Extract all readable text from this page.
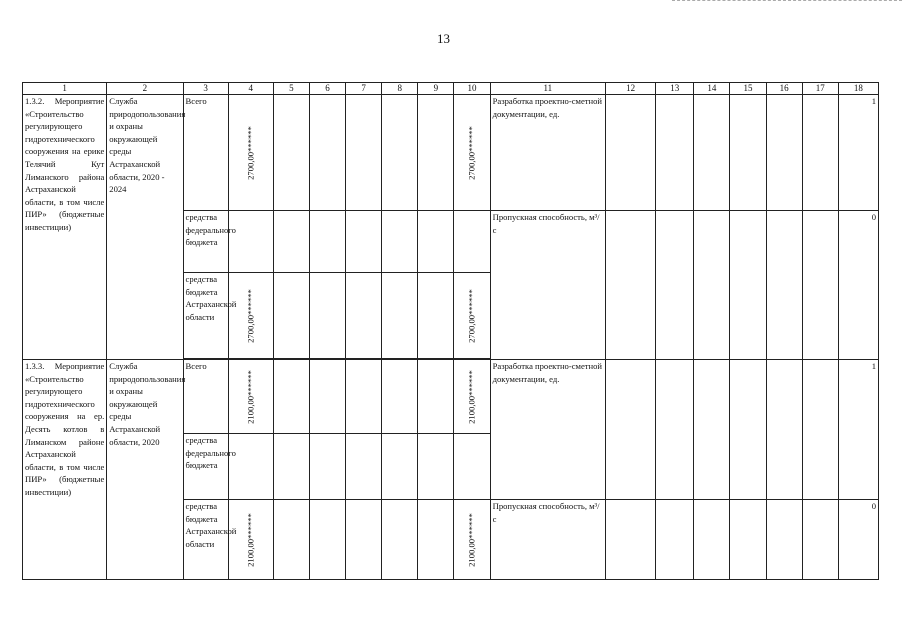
13
1	2	3	4	5	6	7	8	9	10	11	12	13	14	15	16	17	18
1.3.2. Мероприятие «Строительство регулирующего гидротехнического сооружения на ерике Телячий Кут Лиманского района Астраханской области, в том числе ПИР» (бюджетные инвестиции)	Служба природопользования и охраны окружающей среды Астраханской области, 2020 - 2024	Всего	2700,00******						2700,00******	Разработка проектно-сметной документации, ед.							1

		средства федерального бюджета								Пропускная способность, м³/с							0
		средства бюджета Астраханской области	2700,00******						2700,00******								

1.3.3. Мероприятие «Строительство регулирующего гидротехнического сооружения на ер. Десять котлов в Лиманском районе Астраханской области, в том числе ПИР» (бюджетные инвестиции)	Служба природопользования и охраны окружающей среды Астраханской области, 2020	Всего	2100,00******						2100,00******	Разработка проектно-сметной документации, ед.							1
		средства федерального бюджета									

		средства бюджета Астраханской области	2100,00******						2100,00******	Пропускная способность, м³/с							0
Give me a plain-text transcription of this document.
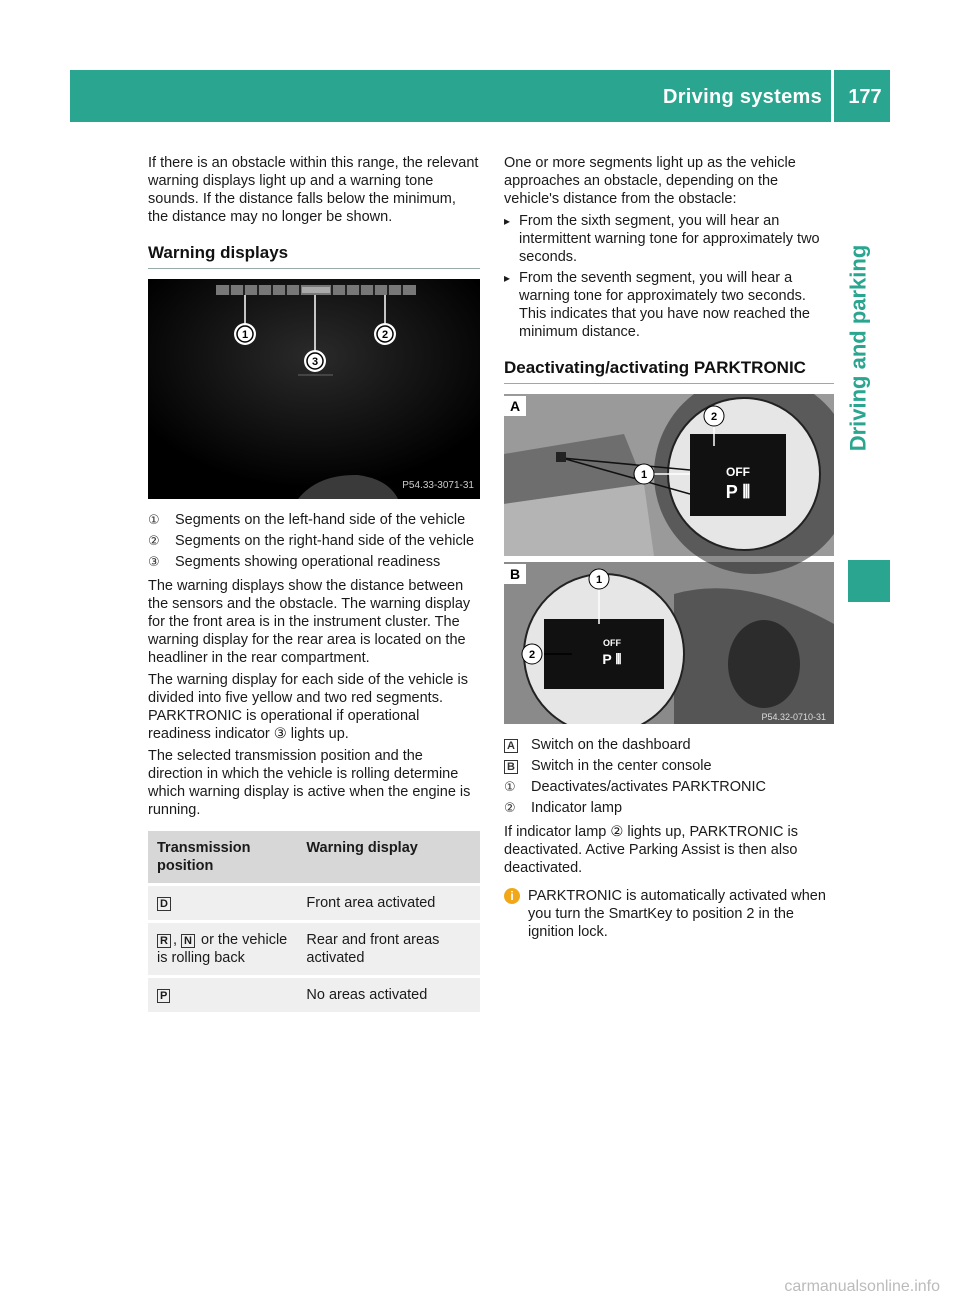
Driving systems	177
Driving and parking

If there is an obstacle within this range, the relevant warning displays light up and a warning tone sounds. If the distance falls below the minimum, the distance may no longer be shown.

Warning displays
1	2
3
P54.33-3071-31
①	Segments on the left-hand side of the vehicle
②	Segments on the right-hand side of the vehicle
③	Segments showing operational readiness

The warning displays show the distance between the sensors and the obstacle. The warning display for the front area is in the instrument cluster. The warning display for the rear area is located on the headliner in the rear compartment.

The warning display for each side of the vehicle is divided into five yellow and two red segments. PARKTRONIC is operational if operational readiness indicator ③ lights up.

The selected transmission position and the direction in which the vehicle is rolling determine which warning display is active when the engine is running.

Transmission position	Warning display
D	Front area activated
R , N or the vehicle is rolling back	Rear and front areas activated
P	No areas activated

One or more segments light up as the vehicle approaches an obstacle, depending on the vehicle's distance from the obstacle:

▸ From the sixth segment, you will hear an intermittent warning tone for approximately two seconds.
▸ From the seventh segment, you will hear a warning tone for approximately two seconds. This indicates that you have now reached the minimum distance.
Deactivating/activating PARKTRONIC
1
2
OFF
P ⦀
A
1
2
OFF
P ⦀
B
P54.32-0710-31
A	Switch on the dashboard
B	Switch in the center console
①	Deactivates/activates PARKTRONIC
②	Indicator lamp

If indicator lamp ② lights up, PARKTRONIC is deactivated. Active Parking Assist is then also deactivated.

i PARKTRONIC is automatically activated when you turn the SmartKey to position 2 in the ignition lock.
carmanualsonline.info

Directions
Filter the data, keeping only the lines that contain "readiness".

Reply
③	Segments showing operational readiness
The warning display for each side of the vehicle is divided into five yellow and two red segments. PARKTRONIC is operational if operational readiness indicator ③ lights up.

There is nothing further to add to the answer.